Short exercise:
Reproduce every line of the material below, but drop the pictures.

--- start of Data in this exercise ---

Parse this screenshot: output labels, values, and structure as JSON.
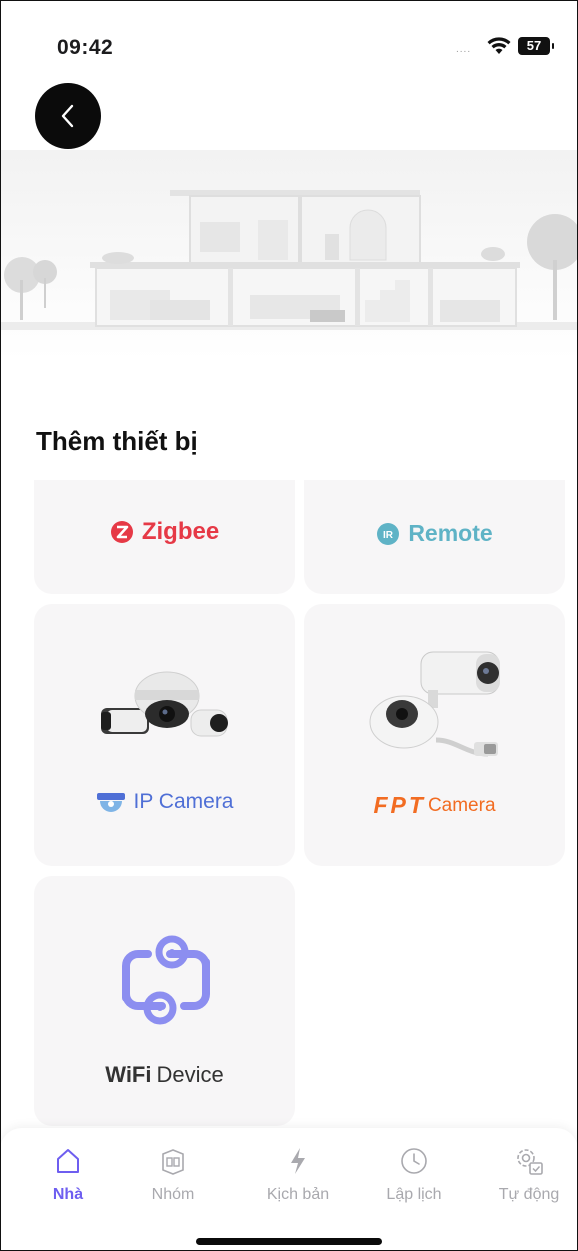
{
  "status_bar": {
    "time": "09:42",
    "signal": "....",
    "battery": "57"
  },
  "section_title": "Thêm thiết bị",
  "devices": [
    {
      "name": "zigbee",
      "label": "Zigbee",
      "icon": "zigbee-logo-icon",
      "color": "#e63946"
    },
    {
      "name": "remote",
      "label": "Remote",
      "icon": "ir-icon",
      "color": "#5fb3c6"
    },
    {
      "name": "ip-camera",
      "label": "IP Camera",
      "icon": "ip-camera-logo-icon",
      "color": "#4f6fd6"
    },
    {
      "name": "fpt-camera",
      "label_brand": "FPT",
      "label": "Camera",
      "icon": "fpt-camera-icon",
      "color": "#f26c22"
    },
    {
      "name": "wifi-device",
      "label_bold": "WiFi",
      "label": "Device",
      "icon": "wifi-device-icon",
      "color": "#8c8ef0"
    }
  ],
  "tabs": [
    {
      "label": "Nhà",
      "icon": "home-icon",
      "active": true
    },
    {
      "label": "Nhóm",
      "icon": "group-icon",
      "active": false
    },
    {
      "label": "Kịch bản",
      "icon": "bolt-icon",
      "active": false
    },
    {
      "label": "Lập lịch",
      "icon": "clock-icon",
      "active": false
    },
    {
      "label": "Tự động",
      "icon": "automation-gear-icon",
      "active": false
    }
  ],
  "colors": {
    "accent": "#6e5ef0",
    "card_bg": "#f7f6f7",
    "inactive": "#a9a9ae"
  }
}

--- end of Data in this exercise ---

Solution to the problem:
Parse this screenshot: output labels, values, and structure as JSON.
{
  "status_bar": {
    "time": "09:42",
    "signal": "....",
    "battery": "57"
  },
  "section_title": "Thêm thiết bị",
  "devices": [
    {
      "name": "zigbee",
      "label": "Zigbee",
      "icon": "zigbee-logo-icon",
      "color": "#e63946"
    },
    {
      "name": "remote",
      "label": "Remote",
      "icon": "ir-icon",
      "color": "#5fb3c6"
    },
    {
      "name": "ip-camera",
      "label": "IP Camera",
      "icon": "ip-camera-logo-icon",
      "color": "#4f6fd6"
    },
    {
      "name": "fpt-camera",
      "label_brand": "FPT",
      "label": "Camera",
      "icon": "fpt-camera-icon",
      "color": "#f26c22"
    },
    {
      "name": "wifi-device",
      "label_bold": "WiFi",
      "label": "Device",
      "icon": "wifi-device-icon",
      "color": "#8c8ef0"
    }
  ],
  "tabs": [
    {
      "label": "Nhà",
      "icon": "home-icon",
      "active": true
    },
    {
      "label": "Nhóm",
      "icon": "group-icon",
      "active": false
    },
    {
      "label": "Kịch bản",
      "icon": "bolt-icon",
      "active": false
    },
    {
      "label": "Lập lịch",
      "icon": "clock-icon",
      "active": false
    },
    {
      "label": "Tự động",
      "icon": "automation-gear-icon",
      "active": false
    }
  ],
  "colors": {
    "accent": "#6e5ef0",
    "card_bg": "#f7f6f7",
    "inactive": "#a9a9ae"
  }
}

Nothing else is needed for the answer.